**SET TASK:**
Retype all material exactly. Pictures stay out of the copy.

BEGIN MATERIAL SUPPLIED

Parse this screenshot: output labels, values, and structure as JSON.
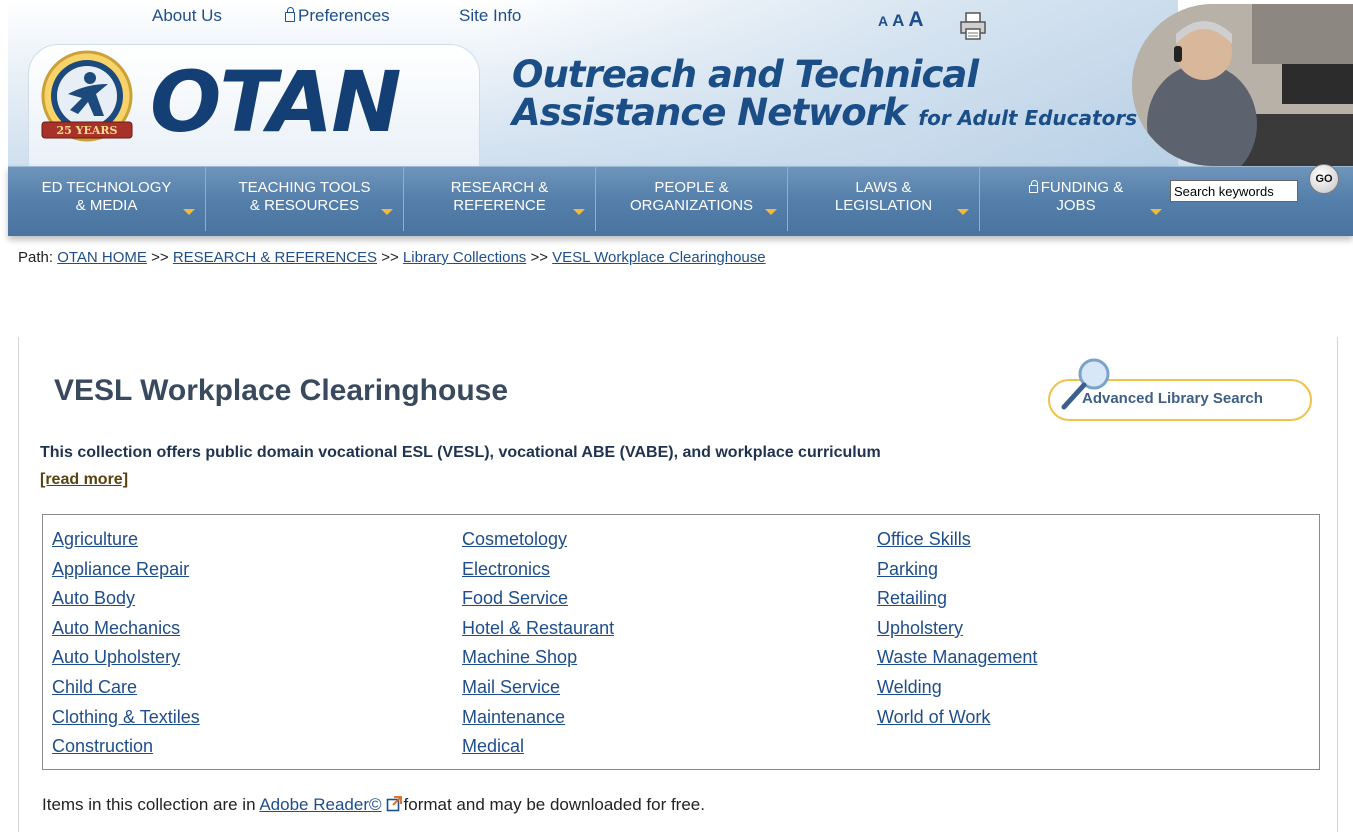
{
  "header": {
    "top_links": [
      {
        "label": "About Us"
      },
      {
        "label": "Preferences",
        "icon": "lock-icon"
      },
      {
        "label": "Site Info"
      }
    ],
    "font_sizes": [
      "A",
      "A",
      "A"
    ],
    "print_icon": "printer-icon",
    "logo": {
      "wordmark": "OTAN",
      "seal_text": "25 YEARS"
    },
    "tagline": {
      "line1": "Outreach and Technical",
      "line2": "Assistance Network",
      "line2_suffix": "for Adult Educators"
    }
  },
  "nav": {
    "items": [
      {
        "line1": "ED TECHNOLOGY",
        "line2": "& MEDIA"
      },
      {
        "line1": "TEACHING TOOLS",
        "line2": "& RESOURCES"
      },
      {
        "line1": "RESEARCH &",
        "line2": "REFERENCE"
      },
      {
        "line1": "PEOPLE &",
        "line2": "ORGANIZATIONS"
      },
      {
        "line1": "LAWS &",
        "line2": "LEGISLATION"
      },
      {
        "line1": "FUNDING &",
        "line2": "JOBS",
        "icon": "lock-icon"
      }
    ],
    "search": {
      "value": "Search keywords",
      "go_label": "GO"
    }
  },
  "breadcrumb": {
    "prefix": "Path:",
    "separator": ">>",
    "items": [
      "OTAN HOME",
      "RESEARCH & REFERENCES",
      "Library Collections",
      "VESL Workplace Clearinghouse"
    ]
  },
  "main": {
    "title": "VESL Workplace Clearinghouse",
    "advanced_search_label": "Advanced Library Search",
    "description": "This collection offers public domain vocational ESL (VESL), vocational ABE (VABE), and workplace curriculum",
    "read_more": "[read more]",
    "topics": {
      "col1": [
        "Agriculture",
        "Appliance Repair",
        "Auto Body",
        "Auto Mechanics",
        "Auto Upholstery",
        "Child Care",
        "Clothing & Textiles",
        "Construction"
      ],
      "col2": [
        "Cosmetology",
        "Electronics",
        "Food Service",
        "Hotel & Restaurant",
        "Machine Shop",
        "Mail Service",
        "Maintenance",
        "Medical"
      ],
      "col3": [
        "Office Skills",
        "Parking",
        "Retailing",
        "Upholstery",
        "Waste Management",
        "Welding",
        "World of Work"
      ]
    },
    "footer_note": {
      "before": "Items in this collection are in",
      "link": "Adobe Reader©",
      "after": "format and may be downloaded for free."
    }
  },
  "colors": {
    "brand_blue": "#143f74",
    "nav_blue": "#5580ab",
    "link": "#1f4e8c",
    "accent_gold": "#f0c24a"
  }
}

END MATERIAL SUPPLIED

**EXPECTED ANSWER:**
Parse this screenshot: output labels, values, and structure as JSON.
{
  "header": {
    "top_links": [
      {
        "label": "About Us"
      },
      {
        "label": "Preferences",
        "icon": "lock-icon"
      },
      {
        "label": "Site Info"
      }
    ],
    "font_sizes": [
      "A",
      "A",
      "A"
    ],
    "print_icon": "printer-icon",
    "logo": {
      "wordmark": "OTAN",
      "seal_text": "25 YEARS"
    },
    "tagline": {
      "line1": "Outreach and Technical",
      "line2": "Assistance Network",
      "line2_suffix": "for Adult Educators"
    }
  },
  "nav": {
    "items": [
      {
        "line1": "ED TECHNOLOGY",
        "line2": "& MEDIA"
      },
      {
        "line1": "TEACHING TOOLS",
        "line2": "& RESOURCES"
      },
      {
        "line1": "RESEARCH &",
        "line2": "REFERENCE"
      },
      {
        "line1": "PEOPLE &",
        "line2": "ORGANIZATIONS"
      },
      {
        "line1": "LAWS &",
        "line2": "LEGISLATION"
      },
      {
        "line1": "FUNDING &",
        "line2": "JOBS",
        "icon": "lock-icon"
      }
    ],
    "search": {
      "value": "Search keywords",
      "go_label": "GO"
    }
  },
  "breadcrumb": {
    "prefix": "Path:",
    "separator": ">>",
    "items": [
      "OTAN HOME",
      "RESEARCH & REFERENCES",
      "Library Collections",
      "VESL Workplace Clearinghouse"
    ]
  },
  "main": {
    "title": "VESL Workplace Clearinghouse",
    "advanced_search_label": "Advanced Library Search",
    "description": "This collection offers public domain vocational ESL (VESL), vocational ABE (VABE), and workplace curriculum",
    "read_more": "[read more]",
    "topics": {
      "col1": [
        "Agriculture",
        "Appliance Repair",
        "Auto Body",
        "Auto Mechanics",
        "Auto Upholstery",
        "Child Care",
        "Clothing & Textiles",
        "Construction"
      ],
      "col2": [
        "Cosmetology",
        "Electronics",
        "Food Service",
        "Hotel & Restaurant",
        "Machine Shop",
        "Mail Service",
        "Maintenance",
        "Medical"
      ],
      "col3": [
        "Office Skills",
        "Parking",
        "Retailing",
        "Upholstery",
        "Waste Management",
        "Welding",
        "World of Work"
      ]
    },
    "footer_note": {
      "before": "Items in this collection are in",
      "link": "Adobe Reader©",
      "after": "format and may be downloaded for free."
    }
  },
  "colors": {
    "brand_blue": "#143f74",
    "nav_blue": "#5580ab",
    "link": "#1f4e8c",
    "accent_gold": "#f0c24a"
  }
}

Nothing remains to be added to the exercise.